-- Instructions for the task --
Restate the material word for word and leave out anything that is a picture.

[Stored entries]
###

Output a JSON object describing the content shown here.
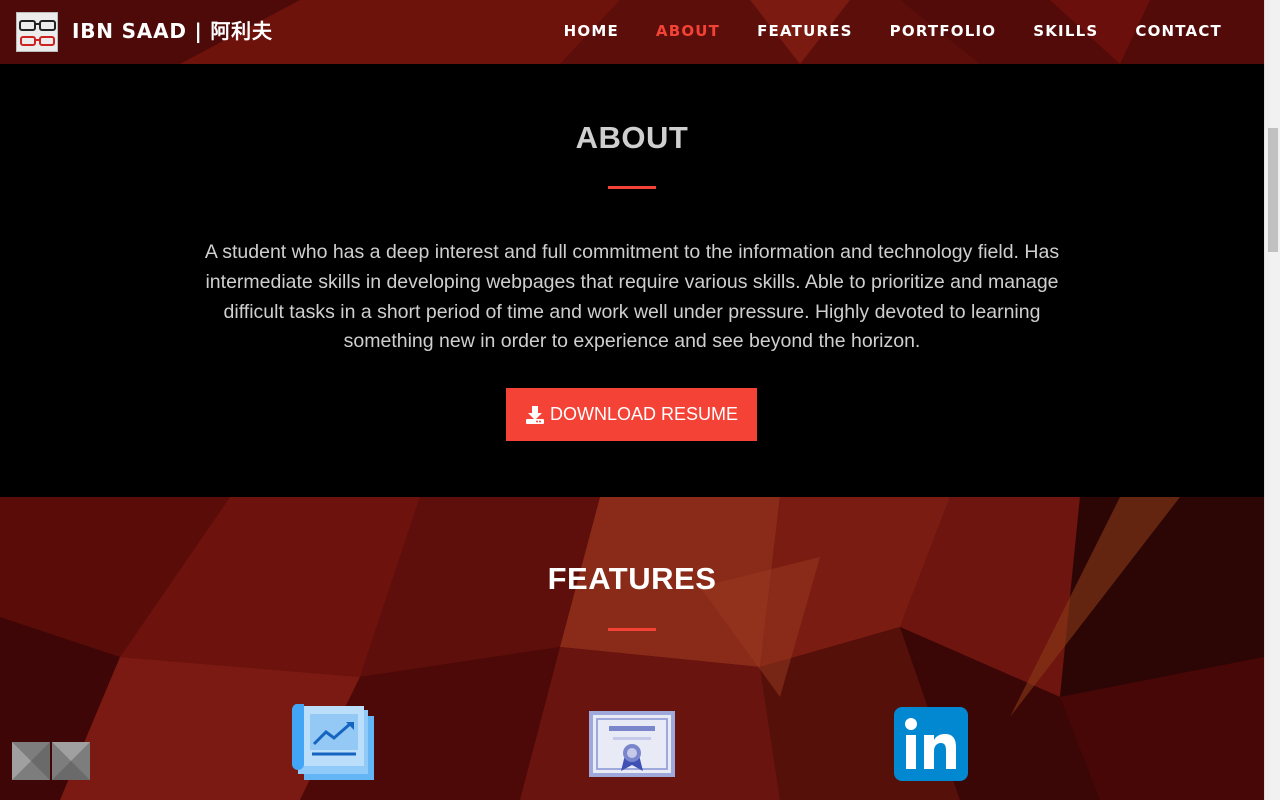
{
  "brand": {
    "name": "IBN SAAD | 阿利夫",
    "logo": "glasses-logo"
  },
  "nav": {
    "items": [
      {
        "label": "HOME",
        "active": false
      },
      {
        "label": "ABOUT",
        "active": true
      },
      {
        "label": "FEATURES",
        "active": false
      },
      {
        "label": "PORTFOLIO",
        "active": false
      },
      {
        "label": "SKILLS",
        "active": false
      },
      {
        "label": "CONTACT",
        "active": false
      }
    ]
  },
  "about": {
    "title": "ABOUT",
    "text": "A student who has a deep interest and full commitment to the information and technology field. Has intermediate skills in developing webpages that require various skills. Able to prioritize and manage difficult tasks in a short period of time and work well under pressure. Highly devoted to learning something new in order to experience and see beyond the horizon.",
    "download_label": "DOWNLOAD RESUME",
    "download_icon": "download-icon"
  },
  "features": {
    "title": "FEATURES",
    "icons": [
      "chart-document-icon",
      "certificate-icon",
      "linkedin-icon"
    ]
  },
  "colors": {
    "accent": "#f44336",
    "background_dark": "#000000",
    "background_red": "#6a0e0b"
  }
}
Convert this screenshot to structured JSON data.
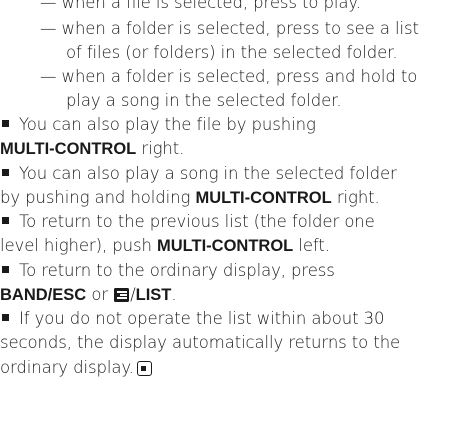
{
  "dash_items": [
    {
      "line1": "— when a file is selected, press to play."
    },
    {
      "line1": "— when a folder is selected, press to see a list",
      "line2": "of files (or folders) in the selected folder."
    },
    {
      "line1": "— when a folder is selected, press and hold to",
      "line2": "play a song in the selected folder."
    }
  ],
  "notes": [
    {
      "line1": "You can also play the file by pushing",
      "key": "MULTI-CONTROL",
      "tail": " right."
    },
    {
      "line1": "You can also play a song in the selected folder",
      "line2_pre": "by pushing and holding ",
      "key": "MULTI-CONTROL",
      "tail": " right."
    },
    {
      "line1": "To return to the previous list (the folder one",
      "line2_pre": "level higher), push ",
      "key": "MULTI-CONTROL",
      "tail": " left."
    },
    {
      "line1": "To return to the ordinary display, press",
      "key1": "BAND/ESC",
      "or": " or ",
      "icon": "list-icon",
      "slash": "/",
      "key2": "LIST",
      "tail": "."
    },
    {
      "line1": "If you do not operate the list within about 30",
      "line2": "seconds, the display automatically returns to the",
      "line3": "ordinary display.",
      "end_icon": "end-of-section-icon"
    }
  ]
}
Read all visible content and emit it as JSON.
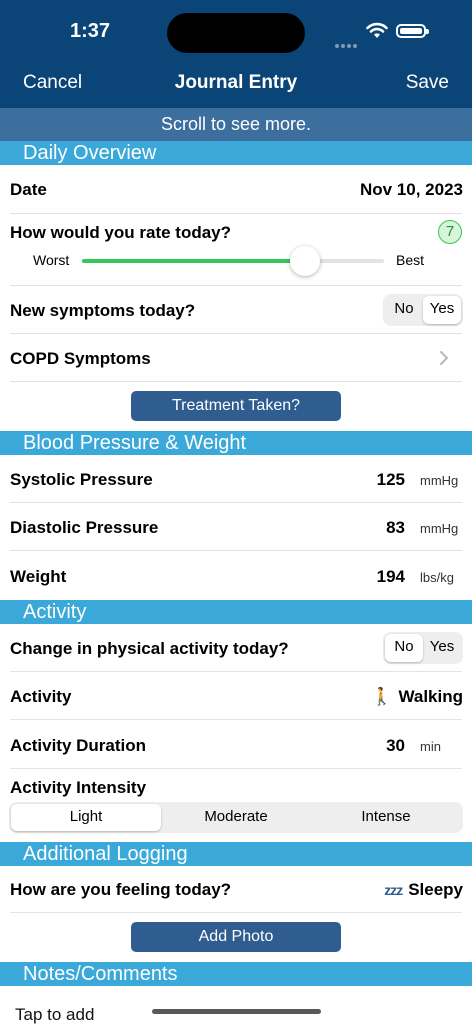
{
  "status": {
    "time": "1:37"
  },
  "nav": {
    "cancel": "Cancel",
    "title": "Journal Entry",
    "save": "Save"
  },
  "hint": "Scroll to see more.",
  "daily": {
    "header": "Daily Overview",
    "date_label": "Date",
    "date_value": "Nov 10, 2023",
    "rate_label": "How would you rate today?",
    "rate_value": "7",
    "rate_fraction": 0.74,
    "slider_min": "Worst",
    "slider_max": "Best",
    "symptoms_label": "New symptoms today?",
    "symptoms_options": [
      "No",
      "Yes"
    ],
    "symptoms_selected": "Yes",
    "copd_label": "COPD Symptoms",
    "treatment_button": "Treatment Taken?"
  },
  "bp": {
    "header": "Blood Pressure & Weight",
    "systolic_label": "Systolic Pressure",
    "systolic_value": "125",
    "systolic_unit": "mmHg",
    "diastolic_label": "Diastolic Pressure",
    "diastolic_value": "83",
    "diastolic_unit": "mmHg",
    "weight_label": "Weight",
    "weight_value": "194",
    "weight_unit": "lbs/kg"
  },
  "activity": {
    "header": "Activity",
    "change_label": "Change in physical activity today?",
    "change_options": [
      "No",
      "Yes"
    ],
    "change_selected": "No",
    "activity_label": "Activity",
    "activity_emoji": "🚶",
    "activity_value": "Walking",
    "duration_label": "Activity Duration",
    "duration_value": "30",
    "duration_unit": "min",
    "intensity_label": "Activity Intensity",
    "intensity_options": [
      "Light",
      "Moderate",
      "Intense"
    ],
    "intensity_selected": "Light"
  },
  "logging": {
    "header": "Additional Logging",
    "feeling_label": "How are you feeling today?",
    "feeling_icon": "zzz",
    "feeling_value": "Sleepy",
    "photo_button": "Add Photo"
  },
  "notes": {
    "header": "Notes/Comments",
    "placeholder": "Tap to add"
  },
  "colors": {
    "nav": "#0b4577",
    "section": "#3aa8d8",
    "button": "#2f5d8f",
    "slider": "#34c759"
  }
}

###

-- Response to the task --
Output a JSON object describing the content shown here.
{
  "brand": {
    "name": "IBN SAAD | 阿利夫",
    "logo": "glasses-logo"
  },
  "nav": {
    "items": [
      {
        "label": "HOME",
        "active": false
      },
      {
        "label": "ABOUT",
        "active": true
      },
      {
        "label": "FEATURES",
        "active": false
      },
      {
        "label": "PORTFOLIO",
        "active": false
      },
      {
        "label": "SKILLS",
        "active": false
      },
      {
        "label": "CONTACT",
        "active": false
      }
    ]
  },
  "about": {
    "title": "ABOUT",
    "text": "A student who has a deep interest and full commitment to the information and technology field. Has intermediate skills in developing webpages that require various skills. Able to prioritize and manage difficult tasks in a short period of time and work well under pressure. Highly devoted to learning something new in order to experience and see beyond the horizon.",
    "download_label": "DOWNLOAD RESUME",
    "download_icon": "download-icon"
  },
  "features": {
    "title": "FEATURES",
    "icons": [
      "chart-document-icon",
      "certificate-icon",
      "linkedin-icon"
    ]
  },
  "colors": {
    "accent": "#f44336",
    "background_dark": "#000000",
    "background_red": "#6a0e0b"
  }
}
Convert this screenshot to structured JSON data.
{
  "dash_items": [
    {
      "line1": "— when a file is selected, press to play."
    },
    {
      "line1": "— when a folder is selected, press to see a list",
      "line2": "of files (or folders) in the selected folder."
    },
    {
      "line1": "— when a folder is selected, press and hold to",
      "line2": "play a song in the selected folder."
    }
  ],
  "notes": [
    {
      "line1": "You can also play the file by pushing",
      "key": "MULTI-CONTROL",
      "tail": " right."
    },
    {
      "line1": "You can also play a song in the selected folder",
      "line2_pre": "by pushing and holding ",
      "key": "MULTI-CONTROL",
      "tail": " right."
    },
    {
      "line1": "To return to the previous list (the folder one",
      "line2_pre": "level higher), push ",
      "key": "MULTI-CONTROL",
      "tail": " left."
    },
    {
      "line1": "To return to the ordinary display, press",
      "key1": "BAND/ESC",
      "or": " or ",
      "icon": "list-icon",
      "slash": "/",
      "key2": "LIST",
      "tail": "."
    },
    {
      "line1": "If you do not operate the list within about 30",
      "line2": "seconds, the display automatically returns to the",
      "line3": "ordinary display.",
      "end_icon": "end-of-section-icon"
    }
  ]
}
Read all visible content and emit it as JSON.
{
  "status": {
    "time": "1:37"
  },
  "nav": {
    "cancel": "Cancel",
    "title": "Journal Entry",
    "save": "Save"
  },
  "hint": "Scroll to see more.",
  "daily": {
    "header": "Daily Overview",
    "date_label": "Date",
    "date_value": "Nov 10, 2023",
    "rate_label": "How would you rate today?",
    "rate_value": "7",
    "rate_fraction": 0.74,
    "slider_min": "Worst",
    "slider_max": "Best",
    "symptoms_label": "New symptoms today?",
    "symptoms_options": [
      "No",
      "Yes"
    ],
    "symptoms_selected": "Yes",
    "copd_label": "COPD Symptoms",
    "treatment_button": "Treatment Taken?"
  },
  "bp": {
    "header": "Blood Pressure & Weight",
    "systolic_label": "Systolic Pressure",
    "systolic_value": "125",
    "systolic_unit": "mmHg",
    "diastolic_label": "Diastolic Pressure",
    "diastolic_value": "83",
    "diastolic_unit": "mmHg",
    "weight_label": "Weight",
    "weight_value": "194",
    "weight_unit": "lbs/kg"
  },
  "activity": {
    "header": "Activity",
    "change_label": "Change in physical activity today?",
    "change_options": [
      "No",
      "Yes"
    ],
    "change_selected": "No",
    "activity_label": "Activity",
    "activity_emoji": "🚶",
    "activity_value": "Walking",
    "duration_label": "Activity Duration",
    "duration_value": "30",
    "duration_unit": "min",
    "intensity_label": "Activity Intensity",
    "intensity_options": [
      "Light",
      "Moderate",
      "Intense"
    ],
    "intensity_selected": "Light"
  },
  "logging": {
    "header": "Additional Logging",
    "feeling_label": "How are you feeling today?",
    "feeling_icon": "zzz",
    "feeling_value": "Sleepy",
    "photo_button": "Add Photo"
  },
  "notes": {
    "header": "Notes/Comments",
    "placeholder": "Tap to add"
  },
  "colors": {
    "nav": "#0b4577",
    "section": "#3aa8d8",
    "button": "#2f5d8f",
    "slider": "#34c759"
  }
}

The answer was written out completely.